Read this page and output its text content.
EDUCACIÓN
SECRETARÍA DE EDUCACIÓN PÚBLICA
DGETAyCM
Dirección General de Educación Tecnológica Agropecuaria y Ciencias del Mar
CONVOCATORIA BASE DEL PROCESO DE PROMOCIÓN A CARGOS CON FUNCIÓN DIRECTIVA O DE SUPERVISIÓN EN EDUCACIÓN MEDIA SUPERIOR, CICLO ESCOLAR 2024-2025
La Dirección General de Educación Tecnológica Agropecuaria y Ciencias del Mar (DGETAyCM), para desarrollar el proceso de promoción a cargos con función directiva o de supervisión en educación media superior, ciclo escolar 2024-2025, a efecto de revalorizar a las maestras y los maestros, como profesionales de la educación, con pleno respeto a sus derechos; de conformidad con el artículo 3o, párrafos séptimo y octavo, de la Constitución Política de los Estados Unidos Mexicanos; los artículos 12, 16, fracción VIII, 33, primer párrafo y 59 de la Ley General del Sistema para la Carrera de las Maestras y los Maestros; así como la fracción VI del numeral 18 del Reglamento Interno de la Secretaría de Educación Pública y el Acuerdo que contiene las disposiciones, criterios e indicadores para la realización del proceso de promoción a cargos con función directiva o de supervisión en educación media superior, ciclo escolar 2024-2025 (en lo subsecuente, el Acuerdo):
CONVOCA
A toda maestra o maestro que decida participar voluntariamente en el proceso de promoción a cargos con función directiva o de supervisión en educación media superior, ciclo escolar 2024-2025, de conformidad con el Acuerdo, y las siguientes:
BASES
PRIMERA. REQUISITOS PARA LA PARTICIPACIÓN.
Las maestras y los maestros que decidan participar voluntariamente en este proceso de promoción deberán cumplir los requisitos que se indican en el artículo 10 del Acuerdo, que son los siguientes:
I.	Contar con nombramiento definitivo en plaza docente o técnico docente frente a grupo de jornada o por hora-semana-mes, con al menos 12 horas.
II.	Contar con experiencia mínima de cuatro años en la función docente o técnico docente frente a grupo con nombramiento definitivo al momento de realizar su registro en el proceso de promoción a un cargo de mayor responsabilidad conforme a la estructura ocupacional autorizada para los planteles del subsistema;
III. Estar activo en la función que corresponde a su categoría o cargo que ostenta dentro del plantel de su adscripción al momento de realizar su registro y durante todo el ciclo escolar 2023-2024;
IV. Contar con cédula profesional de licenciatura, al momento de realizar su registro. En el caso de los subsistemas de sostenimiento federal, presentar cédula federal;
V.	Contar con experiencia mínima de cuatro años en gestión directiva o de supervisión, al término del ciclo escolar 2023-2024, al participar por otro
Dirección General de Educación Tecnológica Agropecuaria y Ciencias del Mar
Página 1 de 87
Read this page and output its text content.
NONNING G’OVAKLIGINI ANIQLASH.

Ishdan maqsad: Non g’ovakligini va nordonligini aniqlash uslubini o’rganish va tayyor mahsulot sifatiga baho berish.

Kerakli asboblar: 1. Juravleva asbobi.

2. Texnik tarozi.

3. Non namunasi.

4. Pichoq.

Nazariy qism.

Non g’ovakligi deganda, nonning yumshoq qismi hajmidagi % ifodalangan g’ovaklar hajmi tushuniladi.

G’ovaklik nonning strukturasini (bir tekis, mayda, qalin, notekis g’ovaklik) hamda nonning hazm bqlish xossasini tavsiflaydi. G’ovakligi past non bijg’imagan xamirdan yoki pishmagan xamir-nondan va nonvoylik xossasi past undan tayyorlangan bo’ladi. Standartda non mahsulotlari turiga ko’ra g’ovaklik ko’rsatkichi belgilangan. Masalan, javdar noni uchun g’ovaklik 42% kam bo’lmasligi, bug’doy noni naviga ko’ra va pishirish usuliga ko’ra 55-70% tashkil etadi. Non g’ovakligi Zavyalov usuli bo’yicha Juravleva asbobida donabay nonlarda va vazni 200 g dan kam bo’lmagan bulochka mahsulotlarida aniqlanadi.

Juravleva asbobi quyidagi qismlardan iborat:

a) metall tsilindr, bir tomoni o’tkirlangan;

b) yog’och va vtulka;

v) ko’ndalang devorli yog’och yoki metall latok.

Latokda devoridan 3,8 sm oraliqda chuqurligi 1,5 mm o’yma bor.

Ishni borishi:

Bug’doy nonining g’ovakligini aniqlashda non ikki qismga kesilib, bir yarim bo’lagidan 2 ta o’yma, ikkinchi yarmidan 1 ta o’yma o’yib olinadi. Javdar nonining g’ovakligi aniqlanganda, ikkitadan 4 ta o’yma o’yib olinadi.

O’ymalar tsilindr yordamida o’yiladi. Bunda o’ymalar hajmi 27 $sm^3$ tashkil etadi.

▶ [SET EXERCISE]:
In the entries above, identify every line with the string "voluntariamente".

▶ [RESPONSE TO THE TASK]:
A toda maestra o maestro que decida participar voluntariamente en el proceso de promoción a cargos con función directiva o de supervisión en educación media superior, ciclo escolar 2024-2025, de conformidad con el Acuerdo, y las siguientes:
Las maestras y los maestros que decidan participar voluntariamente en este proceso de promoción deberán cumplir los requisitos que se indican en el artículo 10 del Acuerdo, que son los siguientes:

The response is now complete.